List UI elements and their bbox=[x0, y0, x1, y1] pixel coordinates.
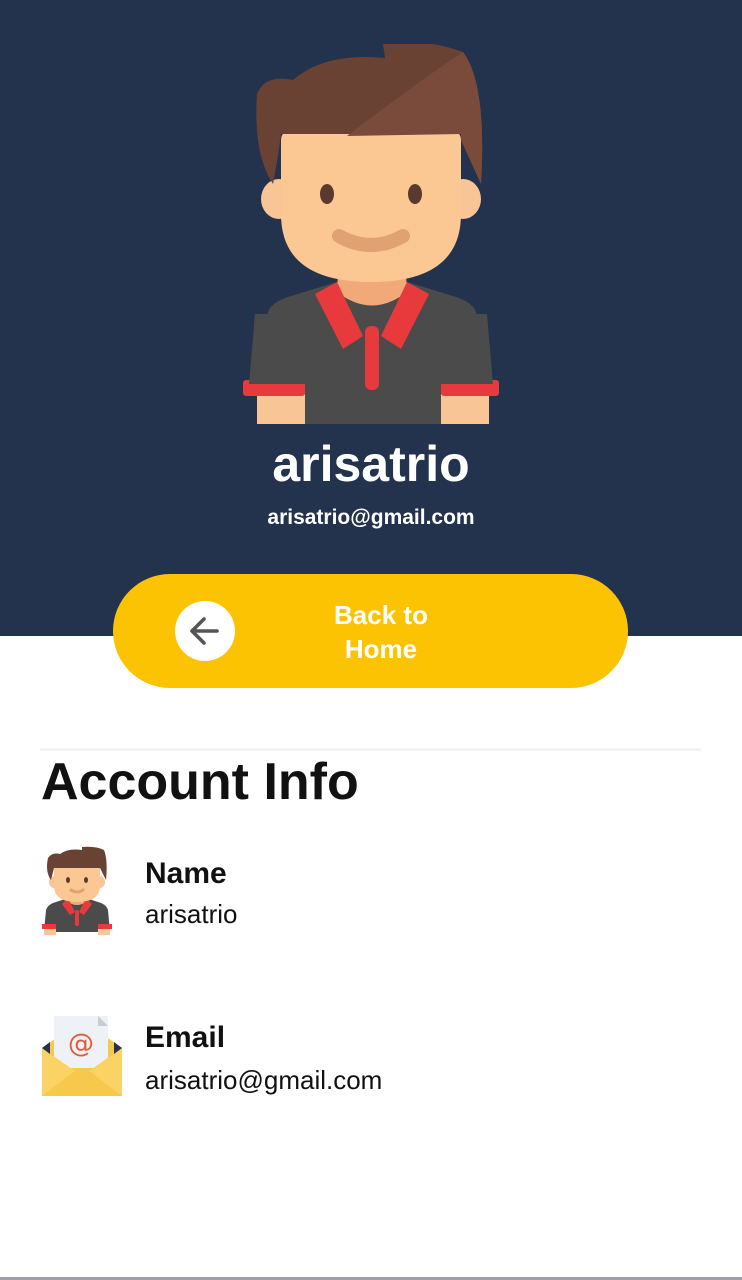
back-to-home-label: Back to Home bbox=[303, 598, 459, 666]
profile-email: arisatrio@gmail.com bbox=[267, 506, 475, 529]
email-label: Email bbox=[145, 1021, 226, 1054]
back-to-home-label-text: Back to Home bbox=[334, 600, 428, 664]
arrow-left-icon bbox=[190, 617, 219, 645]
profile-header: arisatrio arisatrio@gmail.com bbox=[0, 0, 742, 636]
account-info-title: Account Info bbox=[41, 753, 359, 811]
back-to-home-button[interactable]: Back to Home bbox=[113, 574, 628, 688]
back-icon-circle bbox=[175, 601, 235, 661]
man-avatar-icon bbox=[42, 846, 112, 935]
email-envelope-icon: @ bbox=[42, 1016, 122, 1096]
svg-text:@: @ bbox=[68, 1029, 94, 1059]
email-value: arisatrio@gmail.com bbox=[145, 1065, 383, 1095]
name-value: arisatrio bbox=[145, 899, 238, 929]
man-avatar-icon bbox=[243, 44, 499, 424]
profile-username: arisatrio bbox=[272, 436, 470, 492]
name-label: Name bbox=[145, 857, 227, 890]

+===+

→ REQUIREMENT:
Rewrite the records with every "Back to Home" changed to "Return Home" and nothing else altered, and omit the picture.

→ PROBLEM SOLUTION:
List UI elements and their bbox=[x0, y0, x1, y1] pixel coordinates.
back-to-home-label: Return Home bbox=[303, 598, 459, 666]
profile-email: arisatrio@gmail.com bbox=[267, 506, 475, 529]
email-label: Email bbox=[145, 1021, 226, 1054]
back-to-home-label-text: Return Home bbox=[334, 600, 428, 664]
arrow-left-icon bbox=[190, 617, 219, 645]
profile-header: arisatrio arisatrio@gmail.com bbox=[0, 0, 742, 636]
account-info-title: Account Info bbox=[41, 753, 359, 811]
back-to-home-button[interactable]: Return Home bbox=[113, 574, 628, 688]
back-icon-circle bbox=[175, 601, 235, 661]
man-avatar-icon bbox=[42, 846, 112, 935]
email-envelope-icon: @ bbox=[42, 1016, 122, 1096]
svg-text:@: @ bbox=[68, 1029, 94, 1059]
email-value: arisatrio@gmail.com bbox=[145, 1065, 383, 1095]
name-value: arisatrio bbox=[145, 899, 238, 929]
man-avatar-icon bbox=[243, 44, 499, 424]
profile-username: arisatrio bbox=[272, 436, 470, 492]
name-label: Name bbox=[145, 857, 227, 890]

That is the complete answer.